------ Extracted material
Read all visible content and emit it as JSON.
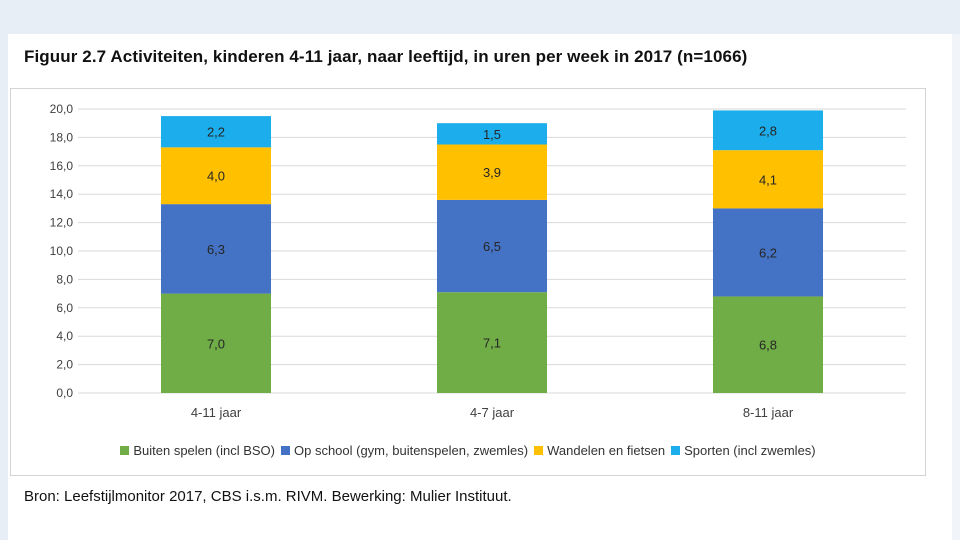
{
  "figure_title": "Figuur 2.7 Activiteiten, kinderen 4-11 jaar, naar leeftijd, in uren per week in 2017 (n=1066)",
  "source_note": "Bron: Leefstijlmonitor 2017, CBS i.s.m. RIVM. Bewerking: Mulier Instituut.",
  "chart_data": {
    "type": "bar",
    "stacked": true,
    "title": "Figuur 2.7 Activiteiten, kinderen 4-11 jaar, naar leeftijd, in uren per week in 2017 (n=1066)",
    "xlabel": "",
    "ylabel": "",
    "ylim": [
      0,
      20
    ],
    "ytick_step": 2,
    "yticks": [
      "0,0",
      "2,0",
      "4,0",
      "6,0",
      "8,0",
      "10,0",
      "12,0",
      "14,0",
      "16,0",
      "18,0",
      "20,0"
    ],
    "grid": true,
    "legend_position": "bottom",
    "categories": [
      "4-11 jaar",
      "4-7 jaar",
      "8-11 jaar"
    ],
    "series": [
      {
        "name": "Buiten spelen (incl BSO)",
        "color": "#70ad47",
        "values": [
          7.0,
          7.1,
          6.8
        ],
        "labels": [
          "7,0",
          "7,1",
          "6,8"
        ]
      },
      {
        "name": "Op school (gym, buitenspelen, zwemles)",
        "color": "#4472c4",
        "values": [
          6.3,
          6.5,
          6.2
        ],
        "labels": [
          "6,3",
          "6,5",
          "6,2"
        ]
      },
      {
        "name": "Wandelen en fietsen",
        "color": "#ffc000",
        "values": [
          4.0,
          3.9,
          4.1
        ],
        "labels": [
          "4,0",
          "3,9",
          "4,1"
        ]
      },
      {
        "name": "Sporten (incl zwemles)",
        "color": "#1cadec",
        "values": [
          2.2,
          1.5,
          2.8
        ],
        "labels": [
          "2,2",
          "1,5",
          "2,8"
        ]
      }
    ]
  }
}
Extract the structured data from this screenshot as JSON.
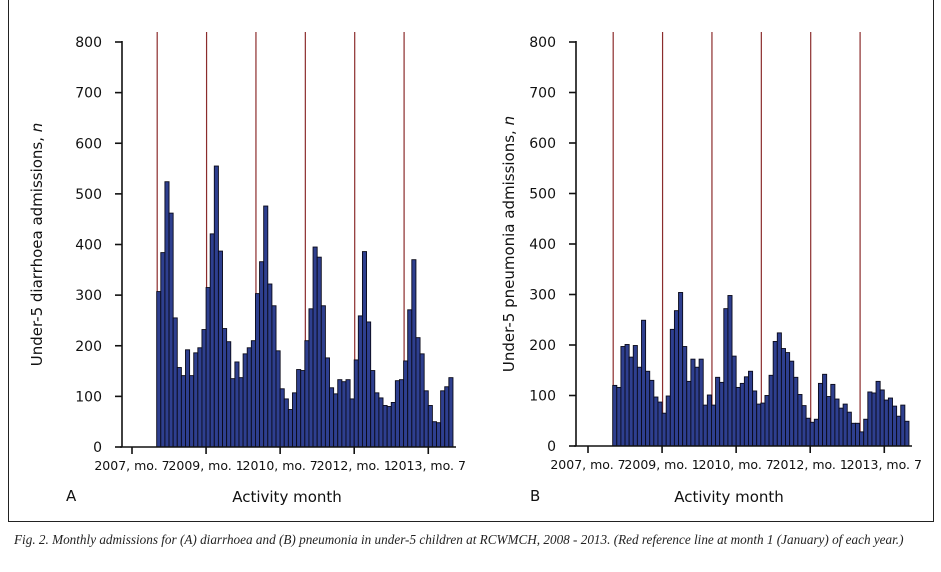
{
  "caption": "Fig. 2. Monthly admissions for (A) diarrhoea and (B) pneumonia in under-5 children at RCWMCH, 2008 - 2013. (Red reference line at month 1 (January) of each year.)",
  "colors": {
    "bar": "#2e3f8f",
    "bar_outline": "#0a0a1a",
    "reference_line": "#8b2c2c",
    "axis": "#111111"
  },
  "chart_data": [
    {
      "type": "bar",
      "panel": "A",
      "xlabel": "Activity month",
      "ylabel": "Under-5 diarrhoea admissions, ",
      "ylabel_italic": "n",
      "ylim": [
        0,
        800
      ],
      "yticks": [
        0,
        100,
        200,
        300,
        400,
        500,
        600,
        700,
        800
      ],
      "xtick_labels": [
        "2007, mo. 7",
        "2009, mo. 1",
        "2010, mo. 7",
        "2012, mo. 1",
        "2013, mo. 7"
      ],
      "reference_lines": [
        "2008, mo. 1",
        "2009, mo. 1",
        "2010, mo. 1",
        "2011, mo. 1",
        "2012, mo. 1",
        "2013, mo. 1"
      ],
      "grid": false,
      "values_by_year": {
        "2008": [
          307,
          384,
          524,
          462,
          255,
          157,
          141,
          192,
          141,
          186,
          196,
          232
        ],
        "2009": [
          315,
          421,
          555,
          387,
          234,
          208,
          135,
          168,
          137,
          184,
          196,
          210
        ],
        "2010": [
          303,
          366,
          476,
          322,
          279,
          190,
          115,
          95,
          74,
          107,
          153,
          151
        ],
        "2011": [
          210,
          273,
          395,
          375,
          279,
          176,
          117,
          105,
          133,
          129,
          133,
          95
        ],
        "2012": [
          172,
          259,
          386,
          247,
          151,
          107,
          97,
          82,
          80,
          88,
          131,
          133
        ],
        "2013": [
          170,
          271,
          370,
          216,
          184,
          111,
          82,
          50,
          48,
          111,
          119,
          137
        ]
      }
    },
    {
      "type": "bar",
      "panel": "B",
      "xlabel": "Activity month",
      "ylabel": "Under-5 pneumonia admissions, ",
      "ylabel_italic": "n",
      "ylim": [
        0,
        800
      ],
      "yticks": [
        0,
        100,
        200,
        300,
        400,
        500,
        600,
        700,
        800
      ],
      "xtick_labels": [
        "2007, mo. 7",
        "2009, mo. 1",
        "2010, mo. 7",
        "2012, mo. 1",
        "2013, mo. 7"
      ],
      "reference_lines": [
        "2008, mo. 1",
        "2009, mo. 1",
        "2010, mo. 1",
        "2011, mo. 1",
        "2012, mo. 1",
        "2013, mo. 1"
      ],
      "grid": false,
      "values_by_year": {
        "2008": [
          120,
          116,
          197,
          201,
          176,
          199,
          156,
          249,
          148,
          130,
          97,
          87
        ],
        "2009": [
          65,
          99,
          231,
          268,
          304,
          197,
          128,
          172,
          156,
          172,
          81,
          101
        ],
        "2010": [
          81,
          136,
          126,
          272,
          298,
          178,
          116,
          124,
          137,
          148,
          109,
          83
        ],
        "2011": [
          85,
          100,
          140,
          207,
          224,
          193,
          185,
          168,
          136,
          102,
          80,
          55
        ],
        "2012": [
          47,
          53,
          124,
          142,
          98,
          122,
          93,
          75,
          83,
          67,
          45,
          45
        ],
        "2013": [
          28,
          53,
          107,
          105,
          128,
          111,
          91,
          95,
          79,
          59,
          81,
          49
        ]
      }
    }
  ]
}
------------
* **What you have to do**
Indicate how many lines of the material include the word "Activiteiten"; the number alone is required.

* **Result**
2